> What you are asked to do: Below are records; state how many of their lines hold the word "gasto", and give only the figure.

> Listed entries:

======

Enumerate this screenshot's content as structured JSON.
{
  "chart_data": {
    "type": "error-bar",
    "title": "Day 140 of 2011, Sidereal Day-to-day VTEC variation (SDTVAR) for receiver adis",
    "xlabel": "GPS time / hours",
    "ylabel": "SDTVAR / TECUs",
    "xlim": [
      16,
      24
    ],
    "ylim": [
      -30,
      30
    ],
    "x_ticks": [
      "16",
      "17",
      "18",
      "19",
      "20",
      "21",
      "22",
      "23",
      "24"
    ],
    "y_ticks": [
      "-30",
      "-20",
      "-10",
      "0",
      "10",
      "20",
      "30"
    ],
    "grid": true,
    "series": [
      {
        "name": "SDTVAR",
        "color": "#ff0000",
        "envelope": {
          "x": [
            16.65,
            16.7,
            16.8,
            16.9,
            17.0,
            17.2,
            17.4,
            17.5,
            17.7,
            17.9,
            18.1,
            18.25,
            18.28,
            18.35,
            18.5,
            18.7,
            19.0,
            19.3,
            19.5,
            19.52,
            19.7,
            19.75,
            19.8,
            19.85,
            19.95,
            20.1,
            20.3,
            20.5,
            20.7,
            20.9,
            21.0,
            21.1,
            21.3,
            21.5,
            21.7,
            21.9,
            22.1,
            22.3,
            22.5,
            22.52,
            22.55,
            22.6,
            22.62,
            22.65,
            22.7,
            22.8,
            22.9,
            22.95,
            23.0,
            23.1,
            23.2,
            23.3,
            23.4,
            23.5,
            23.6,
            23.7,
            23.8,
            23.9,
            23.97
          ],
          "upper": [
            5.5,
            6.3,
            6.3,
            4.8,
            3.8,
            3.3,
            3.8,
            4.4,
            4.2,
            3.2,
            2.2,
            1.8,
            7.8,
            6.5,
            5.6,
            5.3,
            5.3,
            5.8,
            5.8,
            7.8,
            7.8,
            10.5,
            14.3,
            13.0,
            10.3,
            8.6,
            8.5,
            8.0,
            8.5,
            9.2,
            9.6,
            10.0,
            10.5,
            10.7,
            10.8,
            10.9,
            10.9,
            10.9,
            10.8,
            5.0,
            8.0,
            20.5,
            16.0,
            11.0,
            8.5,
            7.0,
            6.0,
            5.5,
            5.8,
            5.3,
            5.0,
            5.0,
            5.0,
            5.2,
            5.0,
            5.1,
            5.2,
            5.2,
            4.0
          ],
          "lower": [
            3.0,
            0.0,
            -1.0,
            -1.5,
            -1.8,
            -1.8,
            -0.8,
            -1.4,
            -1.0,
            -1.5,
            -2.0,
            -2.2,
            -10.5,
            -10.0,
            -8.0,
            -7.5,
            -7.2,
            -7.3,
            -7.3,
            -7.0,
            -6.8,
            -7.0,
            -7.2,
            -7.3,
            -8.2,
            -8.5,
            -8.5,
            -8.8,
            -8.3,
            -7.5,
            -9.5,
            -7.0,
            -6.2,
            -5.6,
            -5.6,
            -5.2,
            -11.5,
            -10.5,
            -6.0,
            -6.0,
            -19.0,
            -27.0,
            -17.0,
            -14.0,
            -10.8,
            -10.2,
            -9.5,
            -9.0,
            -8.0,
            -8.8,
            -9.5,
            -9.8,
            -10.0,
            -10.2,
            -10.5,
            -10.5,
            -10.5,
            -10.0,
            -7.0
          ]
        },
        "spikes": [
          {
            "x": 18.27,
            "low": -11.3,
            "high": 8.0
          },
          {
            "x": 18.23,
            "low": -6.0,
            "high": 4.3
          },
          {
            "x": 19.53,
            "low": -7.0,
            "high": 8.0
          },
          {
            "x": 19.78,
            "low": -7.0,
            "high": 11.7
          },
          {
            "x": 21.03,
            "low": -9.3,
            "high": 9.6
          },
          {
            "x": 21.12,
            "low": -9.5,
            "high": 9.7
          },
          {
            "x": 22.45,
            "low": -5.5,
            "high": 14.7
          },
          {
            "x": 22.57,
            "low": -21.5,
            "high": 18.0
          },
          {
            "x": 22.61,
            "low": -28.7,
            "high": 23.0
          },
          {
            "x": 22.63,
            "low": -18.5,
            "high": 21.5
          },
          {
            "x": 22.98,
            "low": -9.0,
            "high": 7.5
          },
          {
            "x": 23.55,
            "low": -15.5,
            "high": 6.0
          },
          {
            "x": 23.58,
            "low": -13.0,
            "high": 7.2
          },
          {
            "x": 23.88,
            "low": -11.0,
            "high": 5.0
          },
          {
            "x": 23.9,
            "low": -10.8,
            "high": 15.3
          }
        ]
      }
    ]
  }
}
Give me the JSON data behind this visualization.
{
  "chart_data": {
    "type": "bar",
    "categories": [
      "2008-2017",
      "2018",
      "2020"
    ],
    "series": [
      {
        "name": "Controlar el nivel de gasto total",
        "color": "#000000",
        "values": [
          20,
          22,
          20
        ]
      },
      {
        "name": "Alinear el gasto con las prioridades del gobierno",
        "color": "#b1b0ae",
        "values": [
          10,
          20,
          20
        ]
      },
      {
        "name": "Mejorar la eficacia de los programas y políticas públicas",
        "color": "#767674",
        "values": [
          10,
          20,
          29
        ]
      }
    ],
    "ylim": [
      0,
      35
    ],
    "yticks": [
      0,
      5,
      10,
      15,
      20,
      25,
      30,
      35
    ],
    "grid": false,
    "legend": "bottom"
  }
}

======

> Solution for this exercise: 2